┏━━
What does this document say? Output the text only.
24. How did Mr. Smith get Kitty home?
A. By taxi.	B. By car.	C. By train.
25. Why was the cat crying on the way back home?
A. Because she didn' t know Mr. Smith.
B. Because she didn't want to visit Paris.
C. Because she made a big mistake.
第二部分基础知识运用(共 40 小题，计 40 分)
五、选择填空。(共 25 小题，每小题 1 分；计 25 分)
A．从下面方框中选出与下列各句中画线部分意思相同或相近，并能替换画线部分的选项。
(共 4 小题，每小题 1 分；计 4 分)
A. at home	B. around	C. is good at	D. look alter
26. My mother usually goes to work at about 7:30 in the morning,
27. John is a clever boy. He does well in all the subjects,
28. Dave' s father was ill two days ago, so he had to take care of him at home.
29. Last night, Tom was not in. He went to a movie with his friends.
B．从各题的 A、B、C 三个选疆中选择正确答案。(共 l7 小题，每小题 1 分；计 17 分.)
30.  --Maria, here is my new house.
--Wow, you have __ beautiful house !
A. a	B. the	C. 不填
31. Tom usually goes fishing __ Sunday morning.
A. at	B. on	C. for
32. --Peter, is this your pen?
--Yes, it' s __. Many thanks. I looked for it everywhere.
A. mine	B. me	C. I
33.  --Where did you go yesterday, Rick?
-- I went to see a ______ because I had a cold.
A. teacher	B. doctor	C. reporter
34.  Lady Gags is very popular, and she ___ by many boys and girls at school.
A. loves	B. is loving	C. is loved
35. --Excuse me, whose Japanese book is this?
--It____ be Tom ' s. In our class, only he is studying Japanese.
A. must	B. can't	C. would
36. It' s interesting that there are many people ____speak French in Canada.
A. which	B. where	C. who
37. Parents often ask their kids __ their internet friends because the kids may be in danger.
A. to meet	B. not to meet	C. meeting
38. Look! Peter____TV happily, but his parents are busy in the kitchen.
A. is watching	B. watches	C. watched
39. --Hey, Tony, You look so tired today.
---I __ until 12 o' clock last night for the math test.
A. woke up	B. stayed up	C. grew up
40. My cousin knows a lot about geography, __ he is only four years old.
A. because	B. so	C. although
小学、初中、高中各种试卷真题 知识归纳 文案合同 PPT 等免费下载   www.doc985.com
┗━━
Task objective ▸ Extract each line from the listing above, please, and repeat it exactly.

Correct result ▸
What does this document say? Output the text only.
24. How did Mr. Smith get Kitty home?
A. By taxi.	B. By car.	C. By train.
25. Why was the cat crying on the way back home?
A. Because she didn' t know Mr. Smith.
B. Because she didn't want to visit Paris.
C. Because she made a big mistake.
第二部分基础知识运用(共 40 小题，计 40 分)
五、选择填空。(共 25 小题，每小题 1 分；计 25 分)
A．从下面方框中选出与下列各句中画线部分意思相同或相近，并能替换画线部分的选项。
(共 4 小题，每小题 1 分；计 4 分)
A. at home	B. around	C. is good at	D. look alter
26. My mother usually goes to work at about 7:30 in the morning,
27. John is a clever boy. He does well in all the subjects,
28. Dave' s father was ill two days ago, so he had to take care of him at home.
29. Last night, Tom was not in. He went to a movie with his friends.
B．从各题的 A、B、C 三个选疆中选择正确答案。(共 l7 小题，每小题 1 分；计 17 分.)
30.  --Maria, here is my new house.
--Wow, you have __ beautiful house !
A. a	B. the	C. 不填
31. Tom usually goes fishing __ Sunday morning.
A. at	B. on	C. for
32. --Peter, is this your pen?
--Yes, it' s __. Many thanks. I looked for it everywhere.
A. mine	B. me	C. I
33.  --Where did you go yesterday, Rick?
-- I went to see a ______ because I had a cold.
A. teacher	B. doctor	C. reporter
34.  Lady Gags is very popular, and she ___ by many boys and girls at school.
A. loves	B. is loving	C. is loved
35. --Excuse me, whose Japanese book is this?
--It____ be Tom ' s. In our class, only he is studying Japanese.
A. must	B. can't	C. would
36. It' s interesting that there are many people ____speak French in Canada.
A. which	B. where	C. who
37. Parents often ask their kids __ their internet friends because the kids may be in danger.
A. to meet	B. not to meet	C. meeting
38. Look! Peter____TV happily, but his parents are busy in the kitchen.
A. is watching	B. watches	C. watched
39. --Hey, Tony, You look so tired today.
---I __ until 12 o' clock last night for the math test.
A. woke up	B. stayed up	C. grew up
40. My cousin knows a lot about geography, __ he is only four years old.
A. because	B. so	C. although
小学、初中、高中各种试卷真题 知识归纳 文案合同 PPT 等免费下载   www.doc985.com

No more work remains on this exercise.